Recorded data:
+===+

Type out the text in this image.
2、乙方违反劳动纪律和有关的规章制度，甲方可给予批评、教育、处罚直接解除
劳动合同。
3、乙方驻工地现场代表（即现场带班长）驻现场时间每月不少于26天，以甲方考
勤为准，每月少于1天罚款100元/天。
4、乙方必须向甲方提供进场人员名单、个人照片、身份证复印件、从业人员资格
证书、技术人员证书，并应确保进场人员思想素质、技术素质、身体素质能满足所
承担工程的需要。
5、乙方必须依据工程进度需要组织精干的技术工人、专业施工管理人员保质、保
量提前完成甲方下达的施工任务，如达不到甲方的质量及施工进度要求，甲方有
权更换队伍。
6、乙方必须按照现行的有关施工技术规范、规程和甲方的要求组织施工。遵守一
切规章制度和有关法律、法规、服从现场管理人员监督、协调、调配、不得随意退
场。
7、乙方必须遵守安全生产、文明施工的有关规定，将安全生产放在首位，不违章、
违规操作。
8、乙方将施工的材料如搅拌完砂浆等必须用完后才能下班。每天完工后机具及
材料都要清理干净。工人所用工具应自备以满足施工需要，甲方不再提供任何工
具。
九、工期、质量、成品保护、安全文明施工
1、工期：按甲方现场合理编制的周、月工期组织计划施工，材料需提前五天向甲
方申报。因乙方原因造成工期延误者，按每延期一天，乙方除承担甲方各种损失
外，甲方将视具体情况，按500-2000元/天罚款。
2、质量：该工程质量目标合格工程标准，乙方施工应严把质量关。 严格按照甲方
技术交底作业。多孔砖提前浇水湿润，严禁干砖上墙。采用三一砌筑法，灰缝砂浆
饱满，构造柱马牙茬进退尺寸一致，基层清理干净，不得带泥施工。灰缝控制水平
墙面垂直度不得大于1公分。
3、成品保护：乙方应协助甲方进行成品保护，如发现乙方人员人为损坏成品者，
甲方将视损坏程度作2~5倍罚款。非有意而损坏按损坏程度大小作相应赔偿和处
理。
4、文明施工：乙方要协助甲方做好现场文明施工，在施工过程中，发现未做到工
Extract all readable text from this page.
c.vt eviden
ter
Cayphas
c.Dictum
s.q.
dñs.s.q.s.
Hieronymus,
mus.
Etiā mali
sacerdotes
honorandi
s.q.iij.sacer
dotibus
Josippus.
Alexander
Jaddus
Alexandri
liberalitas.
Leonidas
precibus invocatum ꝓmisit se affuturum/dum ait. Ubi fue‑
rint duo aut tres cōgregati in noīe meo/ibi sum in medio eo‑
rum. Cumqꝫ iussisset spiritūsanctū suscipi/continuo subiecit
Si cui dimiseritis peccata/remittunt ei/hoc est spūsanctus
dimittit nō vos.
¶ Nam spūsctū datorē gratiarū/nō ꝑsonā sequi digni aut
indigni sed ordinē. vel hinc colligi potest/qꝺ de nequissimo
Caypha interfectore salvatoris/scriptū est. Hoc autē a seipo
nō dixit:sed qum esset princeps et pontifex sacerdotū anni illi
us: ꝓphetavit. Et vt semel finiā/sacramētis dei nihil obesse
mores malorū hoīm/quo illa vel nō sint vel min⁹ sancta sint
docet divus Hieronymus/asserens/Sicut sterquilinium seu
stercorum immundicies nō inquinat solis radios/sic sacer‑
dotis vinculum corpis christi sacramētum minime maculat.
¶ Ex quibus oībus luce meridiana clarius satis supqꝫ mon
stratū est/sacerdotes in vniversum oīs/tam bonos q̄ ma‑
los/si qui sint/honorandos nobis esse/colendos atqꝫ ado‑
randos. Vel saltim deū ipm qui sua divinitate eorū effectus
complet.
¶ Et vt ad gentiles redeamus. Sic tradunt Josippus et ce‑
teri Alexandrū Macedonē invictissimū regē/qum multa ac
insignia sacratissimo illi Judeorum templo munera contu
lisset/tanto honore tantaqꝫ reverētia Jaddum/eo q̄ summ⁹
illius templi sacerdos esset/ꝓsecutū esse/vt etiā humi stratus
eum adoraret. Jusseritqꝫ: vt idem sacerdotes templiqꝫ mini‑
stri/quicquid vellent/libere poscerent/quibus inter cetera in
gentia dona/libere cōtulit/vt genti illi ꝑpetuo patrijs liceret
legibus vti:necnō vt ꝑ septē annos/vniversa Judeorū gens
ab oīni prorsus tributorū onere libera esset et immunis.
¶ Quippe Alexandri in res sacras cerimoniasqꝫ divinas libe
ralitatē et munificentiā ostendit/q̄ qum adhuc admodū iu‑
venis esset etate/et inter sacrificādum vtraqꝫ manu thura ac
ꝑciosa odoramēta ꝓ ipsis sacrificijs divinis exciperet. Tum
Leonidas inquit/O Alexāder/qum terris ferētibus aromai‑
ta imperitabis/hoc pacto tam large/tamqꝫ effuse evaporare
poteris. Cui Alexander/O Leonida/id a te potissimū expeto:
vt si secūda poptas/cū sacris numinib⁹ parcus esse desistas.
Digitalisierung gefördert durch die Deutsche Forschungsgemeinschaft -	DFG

+===+

◆ **Written problem**: Extract the full listing above without alteration.

◆ **Solution to this problem**:
Type out the text in this image.
2、乙方违反劳动纪律和有关的规章制度，甲方可给予批评、教育、处罚直接解除
劳动合同。
3、乙方驻工地现场代表（即现场带班长）驻现场时间每月不少于26天，以甲方考
勤为准，每月少于1天罚款100元/天。
4、乙方必须向甲方提供进场人员名单、个人照片、身份证复印件、从业人员资格
证书、技术人员证书，并应确保进场人员思想素质、技术素质、身体素质能满足所
承担工程的需要。
5、乙方必须依据工程进度需要组织精干的技术工人、专业施工管理人员保质、保
量提前完成甲方下达的施工任务，如达不到甲方的质量及施工进度要求，甲方有
权更换队伍。
6、乙方必须按照现行的有关施工技术规范、规程和甲方的要求组织施工。遵守一
切规章制度和有关法律、法规、服从现场管理人员监督、协调、调配、不得随意退
场。
7、乙方必须遵守安全生产、文明施工的有关规定，将安全生产放在首位，不违章、
违规操作。
8、乙方将施工的材料如搅拌完砂浆等必须用完后才能下班。每天完工后机具及
材料都要清理干净。工人所用工具应自备以满足施工需要，甲方不再提供任何工
具。
九、工期、质量、成品保护、安全文明施工
1、工期：按甲方现场合理编制的周、月工期组织计划施工，材料需提前五天向甲
方申报。因乙方原因造成工期延误者，按每延期一天，乙方除承担甲方各种损失
外，甲方将视具体情况，按500-2000元/天罚款。
2、质量：该工程质量目标合格工程标准，乙方施工应严把质量关。 严格按照甲方
技术交底作业。多孔砖提前浇水湿润，严禁干砖上墙。采用三一砌筑法，灰缝砂浆
饱满，构造柱马牙茬进退尺寸一致，基层清理干净，不得带泥施工。灰缝控制水平
墙面垂直度不得大于1公分。
3、成品保护：乙方应协助甲方进行成品保护，如发现乙方人员人为损坏成品者，
甲方将视损坏程度作2~5倍罚款。非有意而损坏按损坏程度大小作相应赔偿和处
理。
4、文明施工：乙方要协助甲方做好现场文明施工，在施工过程中，发现未做到工
Extract all readable text from this page.
c.vt eviden
ter
Cayphas
c.Dictum
s.q.
dñs.s.q.s.
Hieronymus,
mus.
Etiā mali
sacerdotes
honorandi
s.q.iij.sacer
dotibus
Josippus.
Alexander
Jaddus
Alexandri
liberalitas.
Leonidas
precibus invocatum ꝓmisit se affuturum/dum ait. Ubi fue‑
rint duo aut tres cōgregati in noīe meo/ibi sum in medio eo‑
rum. Cumqꝫ iussisset spiritūsanctū suscipi/continuo subiecit
Si cui dimiseritis peccata/remittunt ei/hoc est spūsanctus
dimittit nō vos.
¶ Nam spūsctū datorē gratiarū/nō ꝑsonā sequi digni aut
indigni sed ordinē. vel hinc colligi potest/qꝺ de nequissimo
Caypha interfectore salvatoris/scriptū est. Hoc autē a seipo
nō dixit:sed qum esset princeps et pontifex sacerdotū anni illi
us: ꝓphetavit. Et vt semel finiā/sacramētis dei nihil obesse
mores malorū hoīm/quo illa vel nō sint vel min⁹ sancta sint
docet divus Hieronymus/asserens/Sicut sterquilinium seu
stercorum immundicies nō inquinat solis radios/sic sacer‑
dotis vinculum corpis christi sacramētum minime maculat.
¶ Ex quibus oībus luce meridiana clarius satis supqꝫ mon
stratū est/sacerdotes in vniversum oīs/tam bonos q̄ ma‑
los/si qui sint/honorandos nobis esse/colendos atqꝫ ado‑
randos. Vel saltim deū ipm qui sua divinitate eorū effectus
complet.
¶ Et vt ad gentiles redeamus. Sic tradunt Josippus et ce‑
teri Alexandrū Macedonē invictissimū regē/qum multa ac
insignia sacratissimo illi Judeorum templo munera contu
lisset/tanto honore tantaqꝫ reverētia Jaddum/eo q̄ summ⁹
illius templi sacerdos esset/ꝓsecutū esse/vt etiā humi stratus
eum adoraret. Jusseritqꝫ: vt idem sacerdotes templiqꝫ mini‑
stri/quicquid vellent/libere poscerent/quibus inter cetera in
gentia dona/libere cōtulit/vt genti illi ꝑpetuo patrijs liceret
legibus vti:necnō vt ꝑ septē annos/vniversa Judeorū gens
ab oīni prorsus tributorū onere libera esset et immunis.
¶ Quippe Alexandri in res sacras cerimoniasqꝫ divinas libe
ralitatē et munificentiā ostendit/q̄ qum adhuc admodū iu‑
venis esset etate/et inter sacrificādum vtraqꝫ manu thura ac
ꝑciosa odoramēta ꝓ ipsis sacrificijs divinis exciperet. Tum
Leonidas inquit/O Alexāder/qum terris ferētibus aromai‑
ta imperitabis/hoc pacto tam large/tamqꝫ effuse evaporare
poteris. Cui Alexander/O Leonida/id a te potissimū expeto:
vt si secūda poptas/cū sacris numinib⁹ parcus esse desistas.
Digitalisierung gefördert durch die Deutsche Forschungsgemeinschaft -	DFG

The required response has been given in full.